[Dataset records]
----------------

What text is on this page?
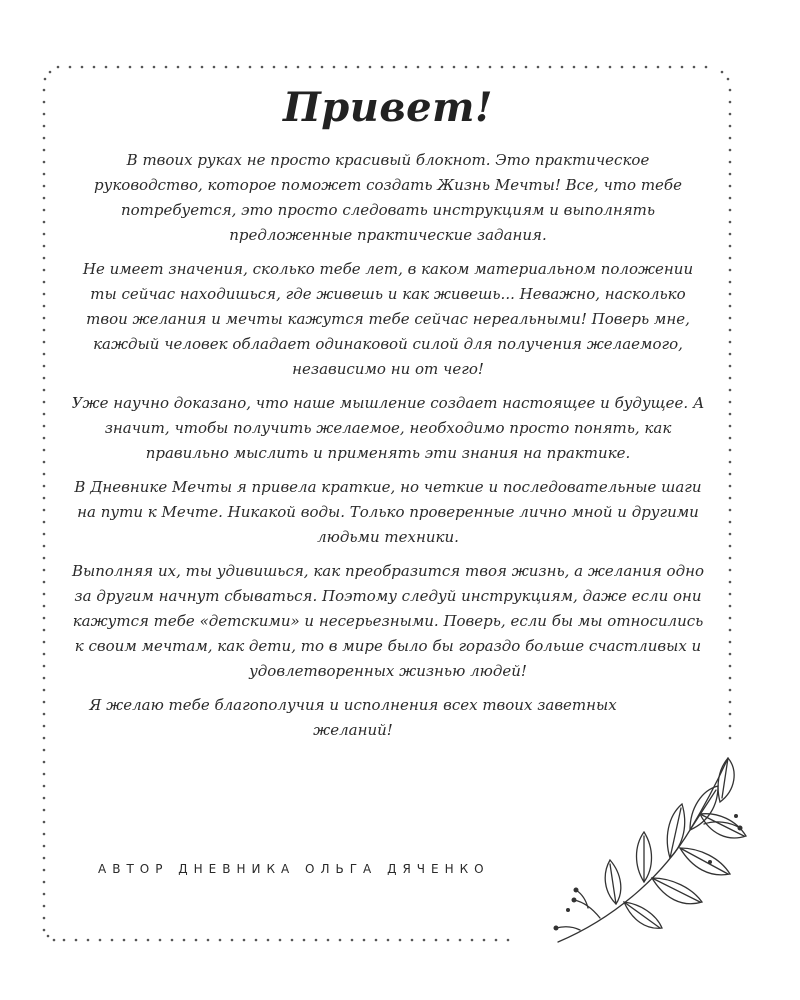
Привет!

В твоих руках не просто красивый блокнот. Это практическое руководство, которое поможет создать Жизнь Мечты! Все, что тебе потребуется, это просто следовать инструкциям и выполнять предложенные практические задания.

Не имеет значения, сколько тебе лет, в каком материальном положении ты сейчас находишься, где живешь и как живешь... Неважно, насколько твои желания и мечты кажутся тебе сейчас нереальными! Поверь мне, каждый человек обладает одинаковой силой для получения желаемого, независимо ни от чего!

Уже научно доказано, что наше мышление создает настоящее и будущее. А значит, чтобы получить желаемое, необходимо просто понять, как правильно мыслить и применять эти знания на практике.

В Дневнике Мечты я привела краткие, но четкие и последовательные шаги на пути к Мечте. Никакой воды. Только проверенные лично мной и другими людьми техники.

Выполняя их, ты удивишься, как преобразится твоя жизнь, а желания одно за другим начнут сбываться. Поэтому следуй инструкциям, даже если они кажутся тебе «детскими» и несерьезными. Поверь, если бы мы относились к своим мечтам, как дети, то в мире было бы гораздо больше счастливых и удовлетворенных жизнью людей!

Я желаю тебе благополучия и исполнения всех твоих заветных желаний!

АВТОР ДНЕВНИКА ОЛЬГА ДЯЧЕНКО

----------------

TO DO: Restate the data above exactly, stripping out each image.

TASK SOLUTION:
What text is on this page?
Привет!

В твоих руках не просто красивый блокнот. Это практическое руководство, которое поможет создать Жизнь Мечты! Все, что тебе потребуется, это просто следовать инструкциям и выполнять предложенные практические задания.

Не имеет значения, сколько тебе лет, в каком материальном положении ты сейчас находишься, где живешь и как живешь... Неважно, насколько твои желания и мечты кажутся тебе сейчас нереальными! Поверь мне, каждый человек обладает одинаковой силой для получения желаемого, независимо ни от чего!

Уже научно доказано, что наше мышление создает настоящее и будущее. А значит, чтобы получить желаемое, необходимо просто понять, как правильно мыслить и применять эти знания на практике.

В Дневнике Мечты я привела краткие, но четкие и последовательные шаги на пути к Мечте. Никакой воды. Только проверенные лично мной и другими людьми техники.

Выполняя их, ты удивишься, как преобразится твоя жизнь, а желания одно за другим начнут сбываться. Поэтому следуй инструкциям, даже если они кажутся тебе «детскими» и несерьезными. Поверь, если бы мы относились к своим мечтам, как дети, то в мире было бы гораздо больше счастливых и удовлетворенных жизнью людей!

Я желаю тебе благополучия и исполнения всех твоих заветных желаний!

АВТОР ДНЕВНИКА ОЛЬГА ДЯЧЕНКО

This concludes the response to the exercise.